--- Records supplied ---
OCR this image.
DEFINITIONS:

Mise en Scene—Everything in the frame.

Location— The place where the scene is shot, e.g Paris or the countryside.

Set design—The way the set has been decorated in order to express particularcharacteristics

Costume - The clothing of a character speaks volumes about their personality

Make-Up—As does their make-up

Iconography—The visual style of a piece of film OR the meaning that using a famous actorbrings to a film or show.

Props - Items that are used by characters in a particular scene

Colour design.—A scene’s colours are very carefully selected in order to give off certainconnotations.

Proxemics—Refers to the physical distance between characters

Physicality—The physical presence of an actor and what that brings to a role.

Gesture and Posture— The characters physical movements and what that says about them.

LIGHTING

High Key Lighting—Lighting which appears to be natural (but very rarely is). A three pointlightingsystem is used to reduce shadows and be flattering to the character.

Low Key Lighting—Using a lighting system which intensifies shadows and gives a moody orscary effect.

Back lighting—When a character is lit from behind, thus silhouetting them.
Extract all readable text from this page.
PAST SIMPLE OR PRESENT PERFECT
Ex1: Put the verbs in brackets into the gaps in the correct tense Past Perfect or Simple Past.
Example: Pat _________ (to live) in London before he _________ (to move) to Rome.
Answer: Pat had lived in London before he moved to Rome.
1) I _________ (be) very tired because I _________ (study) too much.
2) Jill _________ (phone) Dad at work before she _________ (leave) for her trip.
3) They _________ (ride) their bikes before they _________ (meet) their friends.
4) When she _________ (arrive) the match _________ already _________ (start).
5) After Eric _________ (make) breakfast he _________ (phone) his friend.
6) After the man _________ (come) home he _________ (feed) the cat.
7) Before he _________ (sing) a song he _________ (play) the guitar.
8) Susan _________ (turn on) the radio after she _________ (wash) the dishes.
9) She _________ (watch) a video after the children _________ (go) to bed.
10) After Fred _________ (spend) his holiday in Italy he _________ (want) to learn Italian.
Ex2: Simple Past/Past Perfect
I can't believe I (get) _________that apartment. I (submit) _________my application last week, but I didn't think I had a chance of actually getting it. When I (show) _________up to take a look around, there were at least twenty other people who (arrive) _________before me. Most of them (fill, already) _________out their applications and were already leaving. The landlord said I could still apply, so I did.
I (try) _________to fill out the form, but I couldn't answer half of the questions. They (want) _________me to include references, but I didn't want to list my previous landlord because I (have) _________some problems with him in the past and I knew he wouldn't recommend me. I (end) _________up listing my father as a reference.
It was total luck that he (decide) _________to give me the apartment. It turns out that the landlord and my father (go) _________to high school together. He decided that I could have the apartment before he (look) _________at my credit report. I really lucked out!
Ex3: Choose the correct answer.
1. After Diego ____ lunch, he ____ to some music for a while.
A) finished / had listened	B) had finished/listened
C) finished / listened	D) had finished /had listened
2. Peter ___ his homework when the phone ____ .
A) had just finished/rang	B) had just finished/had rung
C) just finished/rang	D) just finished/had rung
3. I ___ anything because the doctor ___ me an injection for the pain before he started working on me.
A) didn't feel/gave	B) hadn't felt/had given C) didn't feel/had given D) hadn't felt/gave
---
Exercise brief: Restate the whole of the material exactly.

Task result:
OCR this image.
DEFINITIONS:

Mise en Scene—Everything in the frame.

Location— The place where the scene is shot, e.g Paris or the countryside.

Set design—The way the set has been decorated in order to express particularcharacteristics

Costume - The clothing of a character speaks volumes about their personality

Make-Up—As does their make-up

Iconography—The visual style of a piece of film OR the meaning that using a famous actorbrings to a film or show.

Props - Items that are used by characters in a particular scene

Colour design.—A scene’s colours are very carefully selected in order to give off certainconnotations.

Proxemics—Refers to the physical distance between characters

Physicality—The physical presence of an actor and what that brings to a role.

Gesture and Posture— The characters physical movements and what that says about them.

LIGHTING

High Key Lighting—Lighting which appears to be natural (but very rarely is). A three pointlightingsystem is used to reduce shadows and be flattering to the character.

Low Key Lighting—Using a lighting system which intensifies shadows and gives a moody orscary effect.

Back lighting—When a character is lit from behind, thus silhouetting them.
Extract all readable text from this page.
PAST SIMPLE OR PRESENT PERFECT
Ex1: Put the verbs in brackets into the gaps in the correct tense Past Perfect or Simple Past.
Example: Pat _________ (to live) in London before he _________ (to move) to Rome.
Answer: Pat had lived in London before he moved to Rome.
1) I _________ (be) very tired because I _________ (study) too much.
2) Jill _________ (phone) Dad at work before she _________ (leave) for her trip.
3) They _________ (ride) their bikes before they _________ (meet) their friends.
4) When she _________ (arrive) the match _________ already _________ (start).
5) After Eric _________ (make) breakfast he _________ (phone) his friend.
6) After the man _________ (come) home he _________ (feed) the cat.
7) Before he _________ (sing) a song he _________ (play) the guitar.
8) Susan _________ (turn on) the radio after she _________ (wash) the dishes.
9) She _________ (watch) a video after the children _________ (go) to bed.
10) After Fred _________ (spend) his holiday in Italy he _________ (want) to learn Italian.
Ex2: Simple Past/Past Perfect
I can't believe I (get) _________that apartment. I (submit) _________my application last week, but I didn't think I had a chance of actually getting it. When I (show) _________up to take a look around, there were at least twenty other people who (arrive) _________before me. Most of them (fill, already) _________out their applications and were already leaving. The landlord said I could still apply, so I did.
I (try) _________to fill out the form, but I couldn't answer half of the questions. They (want) _________me to include references, but I didn't want to list my previous landlord because I (have) _________some problems with him in the past and I knew he wouldn't recommend me. I (end) _________up listing my father as a reference.
It was total luck that he (decide) _________to give me the apartment. It turns out that the landlord and my father (go) _________to high school together. He decided that I could have the apartment before he (look) _________at my credit report. I really lucked out!
Ex3: Choose the correct answer.
1. After Diego ____ lunch, he ____ to some music for a while.
A) finished / had listened	B) had finished/listened
C) finished / listened	D) had finished /had listened
2. Peter ___ his homework when the phone ____ .
A) had just finished/rang	B) had just finished/had rung
C) just finished/rang	D) just finished/had rung
3. I ___ anything because the doctor ___ me an injection for the pain before he started working on me.
A) didn't feel/gave	B) hadn't felt/had given C) didn't feel/had given D) hadn't felt/gave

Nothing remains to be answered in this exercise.